GIVEN EXERCISE
Set each record down exactly, excluding all images.

TASK INPUT
····················

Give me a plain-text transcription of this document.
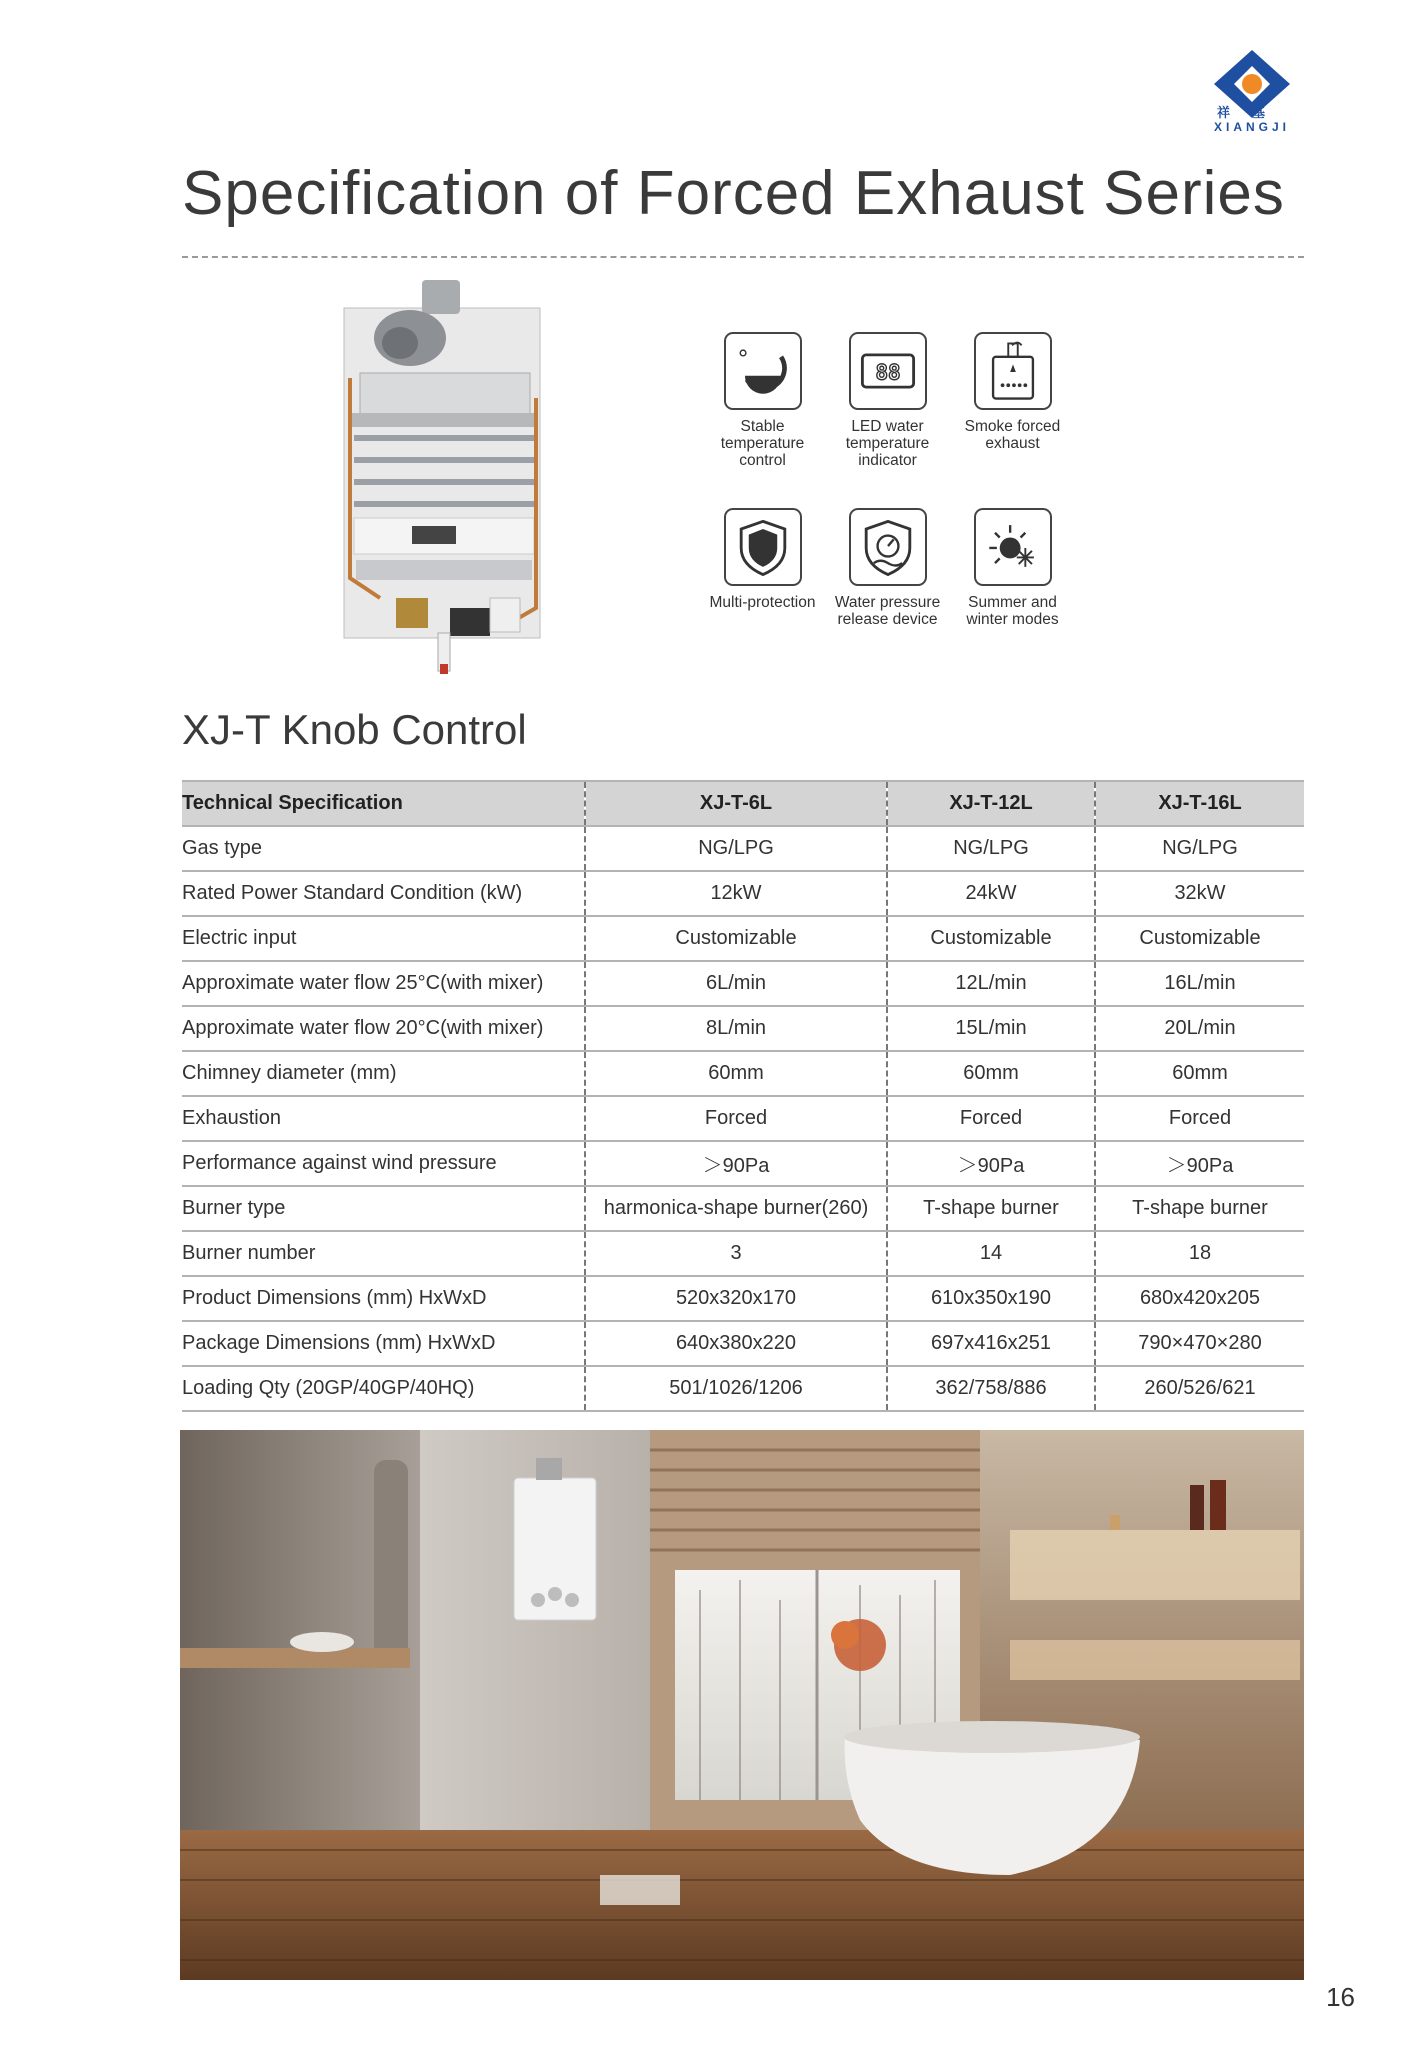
祥基
XIANGJI
Specification of Forced Exhaust Series
Stable temperature control
88
LED water temperature indicator
Smoke forced exhaust
Multi-protection	Water pressure release device
Summer and winter modes
XJ-T Knob Control
Technical Specification	XJ-T-6L	XJ-T-12L	XJ-T-16L
Gas type	NG/LPG	NG/LPG	NG/LPG
Rated Power Standard Condition (kW)	12kW	24kW	32kW
Electric input	Customizable	Customizable	Customizable
Approximate water flow 25°C(with mixer)	6L/min	12L/min	16L/min
Approximate water flow 20°C(with mixer)	8L/min	15L/min	20L/min
Chimney diameter (mm)	60mm	60mm	60mm
Exhaustion	Forced	Forced	Forced
Performance against wind pressure	＞90Pa	＞90Pa	＞90Pa
Burner type	harmonica-shape burner(260)	T-shape burner	T-shape burner
Burner number	3	14	18
Product Dimensions (mm) HxWxD	520x320x170	610x350x190	680x420x205
Package Dimensions (mm) HxWxD	640x380x220	697x416x251	790×470×280
Loading Qty (20GP/40GP/40HQ)	501/1026/1206	362/758/886	260/526/621
16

····················

RESULT BELOW
Give me a plain-text transcription of this document.
祥基
XIANGJI
Specification of Forced Exhaust Series
Stable temperature control
88
LED water temperature indicator
Smoke forced exhaust
Multi-protection	Water pressure release device
Summer and winter modes
XJ-T Knob Control
Technical Specification	XJ-T-6L	XJ-T-12L	XJ-T-16L
Gas type	NG/LPG	NG/LPG	NG/LPG
Rated Power Standard Condition (kW)	12kW	24kW	32kW
Electric input	Customizable	Customizable	Customizable
Approximate water flow 25°C(with mixer)	6L/min	12L/min	16L/min
Approximate water flow 20°C(with mixer)	8L/min	15L/min	20L/min
Chimney diameter (mm)	60mm	60mm	60mm
Exhaustion	Forced	Forced	Forced
Performance against wind pressure	＞90Pa	＞90Pa	＞90Pa
Burner type	harmonica-shape burner(260)	T-shape burner	T-shape burner
Burner number	3	14	18
Product Dimensions (mm) HxWxD	520x320x170	610x350x190	680x420x205
Package Dimensions (mm) HxWxD	640x380x220	697x416x251	790×470×280
Loading Qty (20GP/40GP/40HQ)	501/1026/1206	362/758/886	260/526/621
16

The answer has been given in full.